___ DATA ROWS ___

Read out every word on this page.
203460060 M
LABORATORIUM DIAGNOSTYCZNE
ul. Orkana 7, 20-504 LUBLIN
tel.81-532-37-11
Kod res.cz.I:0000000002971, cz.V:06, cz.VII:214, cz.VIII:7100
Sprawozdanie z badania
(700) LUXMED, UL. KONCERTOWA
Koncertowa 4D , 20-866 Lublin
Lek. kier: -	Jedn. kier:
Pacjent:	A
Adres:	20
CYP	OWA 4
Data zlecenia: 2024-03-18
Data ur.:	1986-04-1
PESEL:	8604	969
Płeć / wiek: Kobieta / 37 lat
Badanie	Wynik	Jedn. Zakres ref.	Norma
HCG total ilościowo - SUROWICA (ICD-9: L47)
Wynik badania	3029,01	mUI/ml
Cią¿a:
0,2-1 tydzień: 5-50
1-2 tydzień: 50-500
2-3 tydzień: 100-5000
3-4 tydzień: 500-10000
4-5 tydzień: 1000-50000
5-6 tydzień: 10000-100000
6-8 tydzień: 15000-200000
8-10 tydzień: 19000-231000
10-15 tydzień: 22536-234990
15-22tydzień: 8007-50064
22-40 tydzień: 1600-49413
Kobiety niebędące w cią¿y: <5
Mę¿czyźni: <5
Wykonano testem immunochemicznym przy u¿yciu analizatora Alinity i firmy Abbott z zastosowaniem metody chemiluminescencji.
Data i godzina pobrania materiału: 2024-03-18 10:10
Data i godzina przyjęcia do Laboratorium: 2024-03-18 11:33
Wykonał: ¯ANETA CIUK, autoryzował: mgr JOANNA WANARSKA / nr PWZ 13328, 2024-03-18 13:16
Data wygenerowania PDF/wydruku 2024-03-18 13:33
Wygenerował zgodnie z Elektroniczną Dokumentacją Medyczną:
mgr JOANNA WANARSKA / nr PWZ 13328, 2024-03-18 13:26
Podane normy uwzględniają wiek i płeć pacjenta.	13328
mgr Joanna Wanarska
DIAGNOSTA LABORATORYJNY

___

**TASK PROMPT:**
Retype all the records, matching them exactly.

**SOLUTION TO THE EXERCISE:**
Read out every word on this page.
203460060 M
LABORATORIUM DIAGNOSTYCZNE
ul. Orkana 7, 20-504 LUBLIN
tel.81-532-37-11
Kod res.cz.I:0000000002971, cz.V:06, cz.VII:214, cz.VIII:7100
Sprawozdanie z badania
(700) LUXMED, UL. KONCERTOWA
Koncertowa 4D , 20-866 Lublin
Lek. kier: -	Jedn. kier:
Pacjent:	A
Adres:	20
CYP	OWA 4
Data zlecenia: 2024-03-18
Data ur.:	1986-04-1
PESEL:	8604	969
Płeć / wiek: Kobieta / 37 lat
Badanie	Wynik	Jedn. Zakres ref.	Norma
HCG total ilościowo - SUROWICA (ICD-9: L47)
Wynik badania	3029,01	mUI/ml
Cią¿a:
0,2-1 tydzień: 5-50
1-2 tydzień: 50-500
2-3 tydzień: 100-5000
3-4 tydzień: 500-10000
4-5 tydzień: 1000-50000
5-6 tydzień: 10000-100000
6-8 tydzień: 15000-200000
8-10 tydzień: 19000-231000
10-15 tydzień: 22536-234990
15-22tydzień: 8007-50064
22-40 tydzień: 1600-49413
Kobiety niebędące w cią¿y: <5
Mę¿czyźni: <5
Wykonano testem immunochemicznym przy u¿yciu analizatora Alinity i firmy Abbott z zastosowaniem metody chemiluminescencji.
Data i godzina pobrania materiału: 2024-03-18 10:10
Data i godzina przyjęcia do Laboratorium: 2024-03-18 11:33
Wykonał: ¯ANETA CIUK, autoryzował: mgr JOANNA WANARSKA / nr PWZ 13328, 2024-03-18 13:16
Data wygenerowania PDF/wydruku 2024-03-18 13:33
Wygenerował zgodnie z Elektroniczną Dokumentacją Medyczną:
mgr JOANNA WANARSKA / nr PWZ 13328, 2024-03-18 13:26
Podane normy uwzględniają wiek i płeć pacjenta.	13328
mgr Joanna Wanarska
DIAGNOSTA LABORATORYJNY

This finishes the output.